_Objective_. Which lines hold the word "title"? Show each of them.
·····
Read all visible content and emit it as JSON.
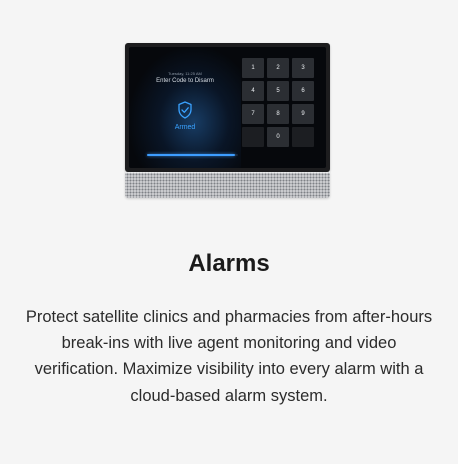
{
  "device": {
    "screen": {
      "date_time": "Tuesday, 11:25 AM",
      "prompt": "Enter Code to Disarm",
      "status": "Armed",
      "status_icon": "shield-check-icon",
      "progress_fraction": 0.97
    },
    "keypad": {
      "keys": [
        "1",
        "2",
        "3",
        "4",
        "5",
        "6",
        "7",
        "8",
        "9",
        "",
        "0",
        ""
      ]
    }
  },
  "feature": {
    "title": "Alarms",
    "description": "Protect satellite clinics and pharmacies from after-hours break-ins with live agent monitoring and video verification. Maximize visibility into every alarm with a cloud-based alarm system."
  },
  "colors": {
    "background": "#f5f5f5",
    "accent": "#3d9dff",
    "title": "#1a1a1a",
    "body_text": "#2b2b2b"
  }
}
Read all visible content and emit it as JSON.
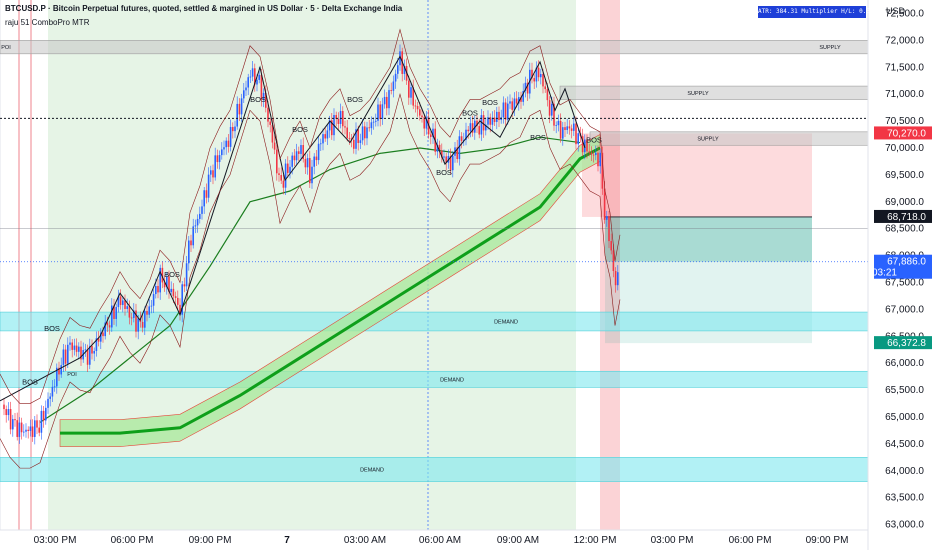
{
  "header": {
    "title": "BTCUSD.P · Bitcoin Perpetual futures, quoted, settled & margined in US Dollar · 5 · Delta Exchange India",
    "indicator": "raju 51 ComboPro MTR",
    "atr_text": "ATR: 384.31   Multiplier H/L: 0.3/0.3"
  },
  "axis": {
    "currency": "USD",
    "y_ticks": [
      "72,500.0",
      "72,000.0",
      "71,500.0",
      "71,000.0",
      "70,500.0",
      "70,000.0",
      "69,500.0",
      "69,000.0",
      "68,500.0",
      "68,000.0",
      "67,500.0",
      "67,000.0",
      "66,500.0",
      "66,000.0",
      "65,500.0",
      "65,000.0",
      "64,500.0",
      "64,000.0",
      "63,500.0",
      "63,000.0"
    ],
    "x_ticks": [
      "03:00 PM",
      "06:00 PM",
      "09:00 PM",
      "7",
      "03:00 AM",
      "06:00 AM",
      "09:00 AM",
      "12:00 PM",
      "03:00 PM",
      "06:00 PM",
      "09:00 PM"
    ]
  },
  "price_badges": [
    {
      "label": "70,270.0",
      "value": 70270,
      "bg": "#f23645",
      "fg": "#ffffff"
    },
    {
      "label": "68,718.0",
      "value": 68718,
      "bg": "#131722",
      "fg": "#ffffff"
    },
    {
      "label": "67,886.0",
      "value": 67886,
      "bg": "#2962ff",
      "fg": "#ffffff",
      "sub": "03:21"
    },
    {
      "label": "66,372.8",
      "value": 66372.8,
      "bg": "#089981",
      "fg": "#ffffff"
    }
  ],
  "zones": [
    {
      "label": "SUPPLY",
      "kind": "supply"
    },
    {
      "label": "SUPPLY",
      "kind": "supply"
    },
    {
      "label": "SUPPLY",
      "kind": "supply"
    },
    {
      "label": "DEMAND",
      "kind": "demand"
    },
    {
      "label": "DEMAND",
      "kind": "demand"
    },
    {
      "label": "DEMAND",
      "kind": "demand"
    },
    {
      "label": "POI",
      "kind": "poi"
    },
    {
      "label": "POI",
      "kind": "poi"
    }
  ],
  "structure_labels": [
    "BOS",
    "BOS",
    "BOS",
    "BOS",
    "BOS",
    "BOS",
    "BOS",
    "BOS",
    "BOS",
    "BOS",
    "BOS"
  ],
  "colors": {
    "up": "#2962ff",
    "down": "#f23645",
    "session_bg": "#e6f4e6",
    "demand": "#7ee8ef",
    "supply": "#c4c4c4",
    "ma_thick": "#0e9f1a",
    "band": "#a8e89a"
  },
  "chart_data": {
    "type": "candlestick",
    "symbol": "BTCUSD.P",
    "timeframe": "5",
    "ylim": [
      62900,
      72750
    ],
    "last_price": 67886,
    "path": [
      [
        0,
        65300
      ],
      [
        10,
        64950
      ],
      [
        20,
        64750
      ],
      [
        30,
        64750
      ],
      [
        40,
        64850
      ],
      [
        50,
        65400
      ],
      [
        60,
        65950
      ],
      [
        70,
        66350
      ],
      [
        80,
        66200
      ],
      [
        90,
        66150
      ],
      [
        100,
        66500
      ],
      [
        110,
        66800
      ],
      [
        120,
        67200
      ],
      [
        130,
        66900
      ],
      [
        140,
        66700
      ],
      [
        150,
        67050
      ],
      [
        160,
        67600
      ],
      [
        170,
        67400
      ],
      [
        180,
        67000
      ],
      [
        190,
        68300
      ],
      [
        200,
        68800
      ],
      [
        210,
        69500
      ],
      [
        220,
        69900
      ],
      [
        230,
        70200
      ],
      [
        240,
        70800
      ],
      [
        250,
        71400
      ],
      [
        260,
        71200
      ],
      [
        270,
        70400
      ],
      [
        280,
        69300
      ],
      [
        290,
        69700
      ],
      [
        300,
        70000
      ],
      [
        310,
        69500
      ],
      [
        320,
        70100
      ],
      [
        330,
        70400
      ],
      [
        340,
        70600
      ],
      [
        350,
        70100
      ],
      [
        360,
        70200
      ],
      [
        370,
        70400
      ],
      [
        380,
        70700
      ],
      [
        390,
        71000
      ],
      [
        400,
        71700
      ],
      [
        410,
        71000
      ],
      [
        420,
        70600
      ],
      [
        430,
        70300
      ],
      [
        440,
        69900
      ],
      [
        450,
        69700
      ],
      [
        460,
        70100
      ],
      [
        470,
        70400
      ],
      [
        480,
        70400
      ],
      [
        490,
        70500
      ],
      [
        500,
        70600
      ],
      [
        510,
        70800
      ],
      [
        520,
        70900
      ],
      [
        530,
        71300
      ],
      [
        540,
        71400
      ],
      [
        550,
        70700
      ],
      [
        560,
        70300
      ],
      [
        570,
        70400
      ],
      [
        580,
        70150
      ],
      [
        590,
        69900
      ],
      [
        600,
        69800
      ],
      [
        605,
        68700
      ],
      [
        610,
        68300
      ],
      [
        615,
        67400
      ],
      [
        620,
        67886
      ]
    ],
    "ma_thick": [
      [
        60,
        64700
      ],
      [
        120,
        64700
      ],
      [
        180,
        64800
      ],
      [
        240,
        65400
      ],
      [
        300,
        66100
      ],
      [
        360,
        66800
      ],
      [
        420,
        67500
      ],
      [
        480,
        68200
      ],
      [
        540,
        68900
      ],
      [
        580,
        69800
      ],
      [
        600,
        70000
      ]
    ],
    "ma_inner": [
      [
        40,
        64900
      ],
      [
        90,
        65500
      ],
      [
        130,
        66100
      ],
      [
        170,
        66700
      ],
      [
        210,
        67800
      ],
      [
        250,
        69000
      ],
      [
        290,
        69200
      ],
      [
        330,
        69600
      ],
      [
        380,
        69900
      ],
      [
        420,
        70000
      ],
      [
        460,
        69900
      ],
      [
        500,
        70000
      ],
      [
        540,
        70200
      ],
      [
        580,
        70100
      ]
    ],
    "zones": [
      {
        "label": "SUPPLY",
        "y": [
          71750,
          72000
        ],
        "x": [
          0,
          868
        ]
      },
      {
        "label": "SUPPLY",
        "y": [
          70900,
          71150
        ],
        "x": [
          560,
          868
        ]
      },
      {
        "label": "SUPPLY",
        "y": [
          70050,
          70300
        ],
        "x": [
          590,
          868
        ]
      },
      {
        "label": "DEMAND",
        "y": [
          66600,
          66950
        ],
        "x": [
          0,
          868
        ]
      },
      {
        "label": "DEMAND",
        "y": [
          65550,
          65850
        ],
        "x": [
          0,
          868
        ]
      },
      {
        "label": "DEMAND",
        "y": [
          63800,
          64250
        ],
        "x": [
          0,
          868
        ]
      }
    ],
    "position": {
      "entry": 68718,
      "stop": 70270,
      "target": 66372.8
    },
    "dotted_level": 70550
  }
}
·····
_Task output_.
    "title": "Alarms",
    "title": "#1a1a1a",
    "title": "BTCUSD.P · Bitcoin Perpetual futures, quoted, settled & margined in US Dollar · 5 · Delta Exchange India",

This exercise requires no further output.